### WHAT YOU NEED TO DO
Every record below should be printed exactly as it appears.

### DATASET CONTENT

※

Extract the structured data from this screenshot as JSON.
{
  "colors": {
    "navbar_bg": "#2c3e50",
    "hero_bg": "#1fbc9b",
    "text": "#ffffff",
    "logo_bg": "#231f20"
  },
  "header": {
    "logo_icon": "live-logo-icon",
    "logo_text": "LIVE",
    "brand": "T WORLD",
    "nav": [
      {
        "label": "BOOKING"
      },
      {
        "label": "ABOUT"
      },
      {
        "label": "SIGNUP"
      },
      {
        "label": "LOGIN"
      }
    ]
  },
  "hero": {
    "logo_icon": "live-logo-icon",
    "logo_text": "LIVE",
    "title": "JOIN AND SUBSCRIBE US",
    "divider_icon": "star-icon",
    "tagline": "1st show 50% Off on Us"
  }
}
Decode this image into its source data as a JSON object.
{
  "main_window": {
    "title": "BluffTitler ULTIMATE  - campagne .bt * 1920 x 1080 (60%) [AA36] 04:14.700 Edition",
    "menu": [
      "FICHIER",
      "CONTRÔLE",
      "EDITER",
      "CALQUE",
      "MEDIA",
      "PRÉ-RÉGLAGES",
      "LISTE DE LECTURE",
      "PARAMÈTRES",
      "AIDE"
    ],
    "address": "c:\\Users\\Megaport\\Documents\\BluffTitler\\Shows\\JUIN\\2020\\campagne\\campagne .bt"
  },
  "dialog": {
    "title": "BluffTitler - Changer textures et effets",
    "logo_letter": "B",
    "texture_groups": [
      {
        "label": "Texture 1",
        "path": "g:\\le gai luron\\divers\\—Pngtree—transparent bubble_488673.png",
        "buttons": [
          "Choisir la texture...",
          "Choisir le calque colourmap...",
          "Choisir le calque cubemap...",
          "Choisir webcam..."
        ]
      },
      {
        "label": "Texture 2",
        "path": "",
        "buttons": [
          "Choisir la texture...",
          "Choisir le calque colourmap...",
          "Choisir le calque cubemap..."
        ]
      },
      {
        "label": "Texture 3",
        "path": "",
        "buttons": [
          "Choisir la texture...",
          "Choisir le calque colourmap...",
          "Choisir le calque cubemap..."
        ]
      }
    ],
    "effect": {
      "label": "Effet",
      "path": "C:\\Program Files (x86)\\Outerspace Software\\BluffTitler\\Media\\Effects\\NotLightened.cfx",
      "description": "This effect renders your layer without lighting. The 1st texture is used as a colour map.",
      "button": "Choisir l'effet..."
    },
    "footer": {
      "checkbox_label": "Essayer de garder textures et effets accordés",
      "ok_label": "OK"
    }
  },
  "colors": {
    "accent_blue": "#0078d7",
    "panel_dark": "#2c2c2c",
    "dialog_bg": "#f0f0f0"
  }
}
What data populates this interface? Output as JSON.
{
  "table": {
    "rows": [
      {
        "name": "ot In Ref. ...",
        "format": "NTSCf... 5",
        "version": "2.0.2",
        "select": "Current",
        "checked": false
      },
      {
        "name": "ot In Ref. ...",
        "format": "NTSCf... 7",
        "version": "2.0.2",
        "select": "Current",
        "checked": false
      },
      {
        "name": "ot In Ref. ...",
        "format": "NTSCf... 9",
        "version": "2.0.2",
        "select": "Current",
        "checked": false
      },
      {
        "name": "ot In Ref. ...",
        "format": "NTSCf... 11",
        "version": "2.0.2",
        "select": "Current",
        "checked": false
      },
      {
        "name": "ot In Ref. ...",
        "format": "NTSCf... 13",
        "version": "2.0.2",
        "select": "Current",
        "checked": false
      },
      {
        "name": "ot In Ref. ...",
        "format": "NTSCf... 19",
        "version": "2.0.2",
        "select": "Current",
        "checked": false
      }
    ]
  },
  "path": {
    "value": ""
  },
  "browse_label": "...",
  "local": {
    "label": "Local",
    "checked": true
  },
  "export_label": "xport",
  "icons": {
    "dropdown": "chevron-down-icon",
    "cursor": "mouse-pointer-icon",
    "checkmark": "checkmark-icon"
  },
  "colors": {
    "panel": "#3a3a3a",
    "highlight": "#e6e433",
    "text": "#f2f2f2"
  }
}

※

### FINAL ANSWER
Extract the structured data from this screenshot as JSON.
{
  "colors": {
    "navbar_bg": "#2c3e50",
    "hero_bg": "#1fbc9b",
    "text": "#ffffff",
    "logo_bg": "#231f20"
  },
  "header": {
    "logo_icon": "live-logo-icon",
    "logo_text": "LIVE",
    "brand": "T WORLD",
    "nav": [
      {
        "label": "BOOKING"
      },
      {
        "label": "ABOUT"
      },
      {
        "label": "SIGNUP"
      },
      {
        "label": "LOGIN"
      }
    ]
  },
  "hero": {
    "logo_icon": "live-logo-icon",
    "logo_text": "LIVE",
    "title": "JOIN AND SUBSCRIBE US",
    "divider_icon": "star-icon",
    "tagline": "1st show 50% Off on Us"
  }
}
Decode this image into its source data as a JSON object.
{
  "main_window": {
    "title": "BluffTitler ULTIMATE  - campagne .bt * 1920 x 1080 (60%) [AA36] 04:14.700 Edition",
    "menu": [
      "FICHIER",
      "CONTRÔLE",
      "EDITER",
      "CALQUE",
      "MEDIA",
      "PRÉ-RÉGLAGES",
      "LISTE DE LECTURE",
      "PARAMÈTRES",
      "AIDE"
    ],
    "address": "c:\\Users\\Megaport\\Documents\\BluffTitler\\Shows\\JUIN\\2020\\campagne\\campagne .bt"
  },
  "dialog": {
    "title": "BluffTitler - Changer textures et effets",
    "logo_letter": "B",
    "texture_groups": [
      {
        "label": "Texture 1",
        "path": "g:\\le gai luron\\divers\\—Pngtree—transparent bubble_488673.png",
        "buttons": [
          "Choisir la texture...",
          "Choisir le calque colourmap...",
          "Choisir le calque cubemap...",
          "Choisir webcam..."
        ]
      },
      {
        "label": "Texture 2",
        "path": "",
        "buttons": [
          "Choisir la texture...",
          "Choisir le calque colourmap...",
          "Choisir le calque cubemap..."
        ]
      },
      {
        "label": "Texture 3",
        "path": "",
        "buttons": [
          "Choisir la texture...",
          "Choisir le calque colourmap...",
          "Choisir le calque cubemap..."
        ]
      }
    ],
    "effect": {
      "label": "Effet",
      "path": "C:\\Program Files (x86)\\Outerspace Software\\BluffTitler\\Media\\Effects\\NotLightened.cfx",
      "description": "This effect renders your layer without lighting. The 1st texture is used as a colour map.",
      "button": "Choisir l'effet..."
    },
    "footer": {
      "checkbox_label": "Essayer de garder textures et effets accordés",
      "ok_label": "OK"
    }
  },
  "colors": {
    "accent_blue": "#0078d7",
    "panel_dark": "#2c2c2c",
    "dialog_bg": "#f0f0f0"
  }
}
What data populates this interface? Output as JSON.
{
  "table": {
    "rows": [
      {
        "name": "ot In Ref. ...",
        "format": "NTSCf... 5",
        "version": "2.0.2",
        "select": "Current",
        "checked": false
      },
      {
        "name": "ot In Ref. ...",
        "format": "NTSCf... 7",
        "version": "2.0.2",
        "select": "Current",
        "checked": false
      },
      {
        "name": "ot In Ref. ...",
        "format": "NTSCf... 9",
        "version": "2.0.2",
        "select": "Current",
        "checked": false
      },
      {
        "name": "ot In Ref. ...",
        "format": "NTSCf... 11",
        "version": "2.0.2",
        "select": "Current",
        "checked": false
      },
      {
        "name": "ot In Ref. ...",
        "format": "NTSCf... 13",
        "version": "2.0.2",
        "select": "Current",
        "checked": false
      },
      {
        "name": "ot In Ref. ...",
        "format": "NTSCf... 19",
        "version": "2.0.2",
        "select": "Current",
        "checked": false
      }
    ]
  },
  "path": {
    "value": ""
  },
  "browse_label": "...",
  "local": {
    "label": "Local",
    "checked": true
  },
  "export_label": "xport",
  "icons": {
    "dropdown": "chevron-down-icon",
    "cursor": "mouse-pointer-icon",
    "checkmark": "checkmark-icon"
  },
  "colors": {
    "panel": "#3a3a3a",
    "highlight": "#e6e433",
    "text": "#f2f2f2"
  }
}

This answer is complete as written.